Data to process:
╔══
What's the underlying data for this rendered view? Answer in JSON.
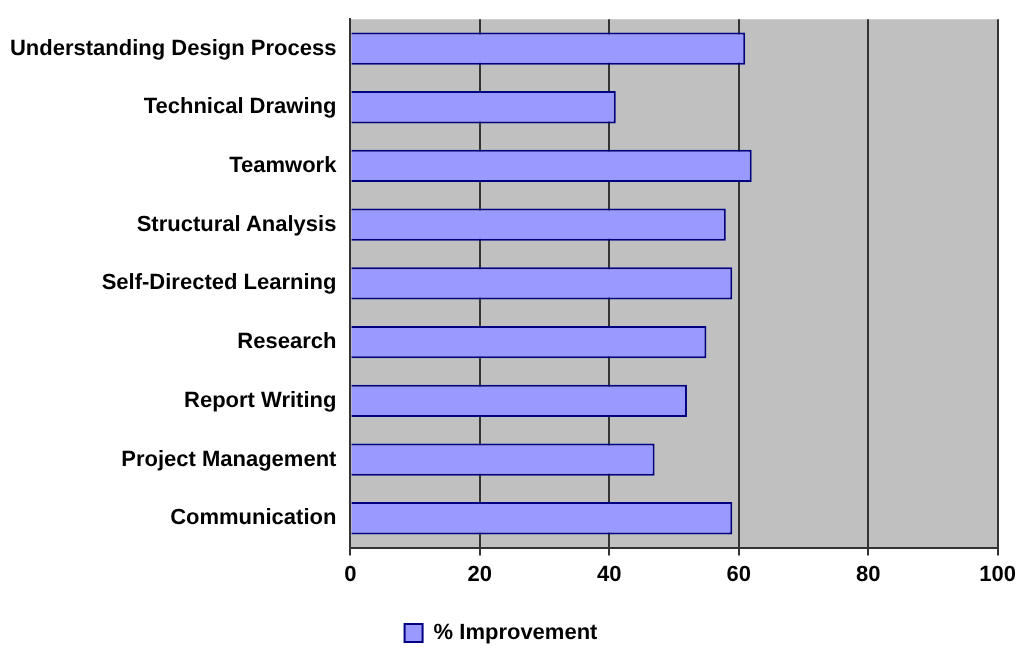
{
  "chart_data": {
    "type": "bar",
    "orientation": "horizontal",
    "categories": [
      "Understanding Design Process",
      "Technical Drawing",
      "Teamwork",
      "Structural Analysis",
      "Self-Directed Learning",
      "Research",
      "Report Writing",
      "Project Management",
      "Communication"
    ],
    "series": [
      {
        "name": "% Improvement",
        "color": "#9999ff",
        "values": [
          61,
          41,
          62,
          58,
          59,
          55,
          52,
          47,
          59
        ]
      }
    ],
    "xlim": [
      0,
      100
    ],
    "xticks": [
      0,
      20,
      40,
      60,
      80,
      100
    ],
    "grid": "x",
    "legend": "bottom"
  }
}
╚══
To do: Return to the listing above and set it down exactly, leaving out its pictures.

Final result:
What's the underlying data for this rendered view? Answer in JSON.
{
  "chart_data": {
    "type": "bar",
    "orientation": "horizontal",
    "categories": [
      "Understanding Design Process",
      "Technical Drawing",
      "Teamwork",
      "Structural Analysis",
      "Self-Directed Learning",
      "Research",
      "Report Writing",
      "Project Management",
      "Communication"
    ],
    "series": [
      {
        "name": "% Improvement",
        "color": "#9999ff",
        "values": [
          61,
          41,
          62,
          58,
          59,
          55,
          52,
          47,
          59
        ]
      }
    ],
    "xlim": [
      0,
      100
    ],
    "xticks": [
      0,
      20,
      40,
      60,
      80,
      100
    ],
    "grid": "x",
    "legend": "bottom"
  }
}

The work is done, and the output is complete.